• _Task directions_
Using the records below, locate all lines containing "HIGH" and return them.

Lines of data
_ _ _ _ _ _ _

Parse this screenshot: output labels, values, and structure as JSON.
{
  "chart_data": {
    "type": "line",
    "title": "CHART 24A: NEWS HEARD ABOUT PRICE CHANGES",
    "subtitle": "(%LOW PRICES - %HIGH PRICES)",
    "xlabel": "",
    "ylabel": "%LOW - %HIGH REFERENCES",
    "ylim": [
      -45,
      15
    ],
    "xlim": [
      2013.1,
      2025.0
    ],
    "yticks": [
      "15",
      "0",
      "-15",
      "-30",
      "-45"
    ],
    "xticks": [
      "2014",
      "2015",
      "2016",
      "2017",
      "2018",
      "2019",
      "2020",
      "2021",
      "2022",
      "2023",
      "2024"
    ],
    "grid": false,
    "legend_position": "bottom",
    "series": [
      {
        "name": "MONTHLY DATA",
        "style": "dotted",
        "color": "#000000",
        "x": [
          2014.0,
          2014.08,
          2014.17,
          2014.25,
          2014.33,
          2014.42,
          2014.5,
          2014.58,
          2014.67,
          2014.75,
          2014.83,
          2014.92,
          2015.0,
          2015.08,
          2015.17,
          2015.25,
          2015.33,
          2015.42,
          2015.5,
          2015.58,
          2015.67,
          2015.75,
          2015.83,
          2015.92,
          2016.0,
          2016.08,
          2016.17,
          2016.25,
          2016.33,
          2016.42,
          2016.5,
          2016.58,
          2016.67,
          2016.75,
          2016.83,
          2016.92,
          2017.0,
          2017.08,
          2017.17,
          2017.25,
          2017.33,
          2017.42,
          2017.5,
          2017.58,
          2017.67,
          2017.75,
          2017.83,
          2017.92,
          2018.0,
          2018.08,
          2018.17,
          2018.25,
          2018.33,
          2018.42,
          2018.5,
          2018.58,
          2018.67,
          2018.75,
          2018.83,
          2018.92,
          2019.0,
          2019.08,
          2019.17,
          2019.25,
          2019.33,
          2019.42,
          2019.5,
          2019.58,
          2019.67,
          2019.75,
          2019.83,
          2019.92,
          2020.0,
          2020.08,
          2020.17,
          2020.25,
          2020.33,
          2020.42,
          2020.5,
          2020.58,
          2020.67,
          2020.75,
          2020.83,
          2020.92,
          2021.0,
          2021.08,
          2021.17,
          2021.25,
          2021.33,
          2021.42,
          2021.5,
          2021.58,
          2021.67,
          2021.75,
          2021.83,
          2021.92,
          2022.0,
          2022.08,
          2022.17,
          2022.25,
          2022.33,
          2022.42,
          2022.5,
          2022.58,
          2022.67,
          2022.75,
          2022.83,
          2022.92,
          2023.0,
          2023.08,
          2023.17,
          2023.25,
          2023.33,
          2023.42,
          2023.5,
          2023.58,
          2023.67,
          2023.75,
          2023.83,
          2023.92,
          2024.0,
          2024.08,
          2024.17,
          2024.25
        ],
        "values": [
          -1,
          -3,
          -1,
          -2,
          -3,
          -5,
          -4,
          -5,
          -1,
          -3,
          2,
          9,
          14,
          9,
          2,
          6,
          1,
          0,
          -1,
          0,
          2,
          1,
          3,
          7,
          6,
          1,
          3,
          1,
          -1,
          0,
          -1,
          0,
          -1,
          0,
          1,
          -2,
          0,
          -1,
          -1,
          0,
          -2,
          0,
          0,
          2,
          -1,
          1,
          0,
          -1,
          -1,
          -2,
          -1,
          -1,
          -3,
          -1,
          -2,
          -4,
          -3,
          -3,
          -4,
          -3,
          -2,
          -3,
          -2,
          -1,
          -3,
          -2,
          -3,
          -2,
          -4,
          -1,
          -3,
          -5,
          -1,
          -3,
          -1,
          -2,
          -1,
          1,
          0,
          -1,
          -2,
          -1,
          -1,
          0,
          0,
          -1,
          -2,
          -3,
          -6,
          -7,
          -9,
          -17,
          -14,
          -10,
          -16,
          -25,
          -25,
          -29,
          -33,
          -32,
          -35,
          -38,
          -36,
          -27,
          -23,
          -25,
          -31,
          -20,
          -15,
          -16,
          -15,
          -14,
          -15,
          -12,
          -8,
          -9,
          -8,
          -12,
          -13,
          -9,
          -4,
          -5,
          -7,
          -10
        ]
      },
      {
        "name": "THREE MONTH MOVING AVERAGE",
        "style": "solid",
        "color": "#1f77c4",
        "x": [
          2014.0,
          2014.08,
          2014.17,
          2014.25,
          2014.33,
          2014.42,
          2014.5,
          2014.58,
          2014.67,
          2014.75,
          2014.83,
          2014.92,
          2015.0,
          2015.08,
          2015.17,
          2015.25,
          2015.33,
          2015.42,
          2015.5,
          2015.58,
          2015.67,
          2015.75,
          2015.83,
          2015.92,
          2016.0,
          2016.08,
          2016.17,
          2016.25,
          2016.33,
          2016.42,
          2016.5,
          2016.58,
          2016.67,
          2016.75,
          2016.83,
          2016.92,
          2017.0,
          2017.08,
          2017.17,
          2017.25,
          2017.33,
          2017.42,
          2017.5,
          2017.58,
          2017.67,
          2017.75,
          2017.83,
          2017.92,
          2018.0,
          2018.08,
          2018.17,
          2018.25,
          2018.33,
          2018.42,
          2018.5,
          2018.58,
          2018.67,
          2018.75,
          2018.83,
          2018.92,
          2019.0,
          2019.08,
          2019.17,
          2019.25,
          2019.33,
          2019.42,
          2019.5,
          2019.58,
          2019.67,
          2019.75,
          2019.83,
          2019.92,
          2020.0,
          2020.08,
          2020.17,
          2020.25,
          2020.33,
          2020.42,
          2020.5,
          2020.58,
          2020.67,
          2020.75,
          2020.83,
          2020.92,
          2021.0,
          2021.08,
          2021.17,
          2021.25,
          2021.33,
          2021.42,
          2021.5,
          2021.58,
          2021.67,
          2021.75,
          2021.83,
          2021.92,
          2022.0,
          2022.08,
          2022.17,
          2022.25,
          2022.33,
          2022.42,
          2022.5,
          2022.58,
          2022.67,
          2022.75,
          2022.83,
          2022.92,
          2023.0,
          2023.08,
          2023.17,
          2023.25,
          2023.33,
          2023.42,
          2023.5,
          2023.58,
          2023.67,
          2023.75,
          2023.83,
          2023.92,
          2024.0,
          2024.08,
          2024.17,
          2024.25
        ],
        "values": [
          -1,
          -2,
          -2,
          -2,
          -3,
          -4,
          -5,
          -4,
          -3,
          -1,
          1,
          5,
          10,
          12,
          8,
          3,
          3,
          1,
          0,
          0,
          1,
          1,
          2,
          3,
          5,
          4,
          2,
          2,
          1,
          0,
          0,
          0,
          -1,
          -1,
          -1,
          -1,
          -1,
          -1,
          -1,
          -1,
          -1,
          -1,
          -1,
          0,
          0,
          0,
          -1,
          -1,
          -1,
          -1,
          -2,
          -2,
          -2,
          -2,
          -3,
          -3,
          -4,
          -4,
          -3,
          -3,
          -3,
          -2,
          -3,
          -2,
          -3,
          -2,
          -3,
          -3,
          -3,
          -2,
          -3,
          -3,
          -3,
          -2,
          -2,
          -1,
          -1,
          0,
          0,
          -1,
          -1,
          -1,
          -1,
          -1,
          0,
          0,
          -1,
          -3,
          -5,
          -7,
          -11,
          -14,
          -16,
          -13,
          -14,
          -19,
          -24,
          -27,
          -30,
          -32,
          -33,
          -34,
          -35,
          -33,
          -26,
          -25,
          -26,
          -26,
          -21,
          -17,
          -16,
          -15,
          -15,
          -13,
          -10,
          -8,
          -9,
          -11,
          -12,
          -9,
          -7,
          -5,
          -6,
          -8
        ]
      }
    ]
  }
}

_ _ _ _ _ _ _

• _Correct answer_
    "subtitle": "(%LOW PRICES - %HIGH PRICES)",
    "ylabel": "%LOW - %HIGH REFERENCES",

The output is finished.